Request: Provide an exact transcription of all the records.

Provided information:
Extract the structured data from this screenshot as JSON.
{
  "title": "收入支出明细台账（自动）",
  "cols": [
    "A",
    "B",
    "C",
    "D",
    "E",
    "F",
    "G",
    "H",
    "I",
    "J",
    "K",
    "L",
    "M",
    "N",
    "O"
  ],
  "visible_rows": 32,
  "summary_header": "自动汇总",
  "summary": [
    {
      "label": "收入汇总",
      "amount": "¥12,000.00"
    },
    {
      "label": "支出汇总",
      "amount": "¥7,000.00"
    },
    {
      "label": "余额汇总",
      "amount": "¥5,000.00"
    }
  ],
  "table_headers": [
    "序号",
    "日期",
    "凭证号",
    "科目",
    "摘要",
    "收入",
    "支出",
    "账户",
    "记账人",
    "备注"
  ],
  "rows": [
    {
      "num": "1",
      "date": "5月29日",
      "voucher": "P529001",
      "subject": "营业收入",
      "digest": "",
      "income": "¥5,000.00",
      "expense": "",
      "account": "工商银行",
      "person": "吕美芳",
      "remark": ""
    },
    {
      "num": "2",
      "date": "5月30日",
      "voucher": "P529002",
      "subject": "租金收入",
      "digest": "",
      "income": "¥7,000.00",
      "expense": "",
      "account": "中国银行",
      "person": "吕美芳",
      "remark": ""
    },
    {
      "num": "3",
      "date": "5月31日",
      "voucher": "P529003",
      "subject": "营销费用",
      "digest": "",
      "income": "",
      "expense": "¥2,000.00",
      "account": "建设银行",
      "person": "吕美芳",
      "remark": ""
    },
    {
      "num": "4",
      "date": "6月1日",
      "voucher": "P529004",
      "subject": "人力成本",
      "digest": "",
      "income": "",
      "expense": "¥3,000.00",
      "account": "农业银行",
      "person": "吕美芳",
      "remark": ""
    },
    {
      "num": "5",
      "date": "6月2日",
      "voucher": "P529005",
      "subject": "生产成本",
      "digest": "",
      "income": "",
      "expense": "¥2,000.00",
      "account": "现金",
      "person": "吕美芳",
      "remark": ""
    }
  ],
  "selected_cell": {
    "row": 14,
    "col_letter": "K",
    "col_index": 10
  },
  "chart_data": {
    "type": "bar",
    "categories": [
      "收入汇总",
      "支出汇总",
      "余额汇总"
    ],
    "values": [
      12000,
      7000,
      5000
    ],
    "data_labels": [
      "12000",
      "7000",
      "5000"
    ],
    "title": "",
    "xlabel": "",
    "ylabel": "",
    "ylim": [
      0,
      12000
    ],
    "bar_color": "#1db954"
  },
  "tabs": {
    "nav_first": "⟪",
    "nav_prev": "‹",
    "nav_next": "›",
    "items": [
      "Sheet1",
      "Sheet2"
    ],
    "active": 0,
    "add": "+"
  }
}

Full output:
Extract the structured data from this screenshot as JSON.
{
  "title": "收入支出明细台账（自动）",
  "cols": [
    "A",
    "B",
    "C",
    "D",
    "E",
    "F",
    "G",
    "H",
    "I",
    "J",
    "K",
    "L",
    "M",
    "N",
    "O"
  ],
  "visible_rows": 32,
  "summary_header": "自动汇总",
  "summary": [
    {
      "label": "收入汇总",
      "amount": "¥12,000.00"
    },
    {
      "label": "支出汇总",
      "amount": "¥7,000.00"
    },
    {
      "label": "余额汇总",
      "amount": "¥5,000.00"
    }
  ],
  "table_headers": [
    "序号",
    "日期",
    "凭证号",
    "科目",
    "摘要",
    "收入",
    "支出",
    "账户",
    "记账人",
    "备注"
  ],
  "rows": [
    {
      "num": "1",
      "date": "5月29日",
      "voucher": "P529001",
      "subject": "营业收入",
      "digest": "",
      "income": "¥5,000.00",
      "expense": "",
      "account": "工商银行",
      "person": "吕美芳",
      "remark": ""
    },
    {
      "num": "2",
      "date": "5月30日",
      "voucher": "P529002",
      "subject": "租金收入",
      "digest": "",
      "income": "¥7,000.00",
      "expense": "",
      "account": "中国银行",
      "person": "吕美芳",
      "remark": ""
    },
    {
      "num": "3",
      "date": "5月31日",
      "voucher": "P529003",
      "subject": "营销费用",
      "digest": "",
      "income": "",
      "expense": "¥2,000.00",
      "account": "建设银行",
      "person": "吕美芳",
      "remark": ""
    },
    {
      "num": "4",
      "date": "6月1日",
      "voucher": "P529004",
      "subject": "人力成本",
      "digest": "",
      "income": "",
      "expense": "¥3,000.00",
      "account": "农业银行",
      "person": "吕美芳",
      "remark": ""
    },
    {
      "num": "5",
      "date": "6月2日",
      "voucher": "P529005",
      "subject": "生产成本",
      "digest": "",
      "income": "",
      "expense": "¥2,000.00",
      "account": "现金",
      "person": "吕美芳",
      "remark": ""
    }
  ],
  "selected_cell": {
    "row": 14,
    "col_letter": "K",
    "col_index": 10
  },
  "chart_data": {
    "type": "bar",
    "categories": [
      "收入汇总",
      "支出汇总",
      "余额汇总"
    ],
    "values": [
      12000,
      7000,
      5000
    ],
    "data_labels": [
      "12000",
      "7000",
      "5000"
    ],
    "title": "",
    "xlabel": "",
    "ylabel": "",
    "ylim": [
      0,
      12000
    ],
    "bar_color": "#1db954"
  },
  "tabs": {
    "nav_first": "⟪",
    "nav_prev": "‹",
    "nav_next": "›",
    "items": [
      "Sheet1",
      "Sheet2"
    ],
    "active": 0,
    "add": "+"
  }
}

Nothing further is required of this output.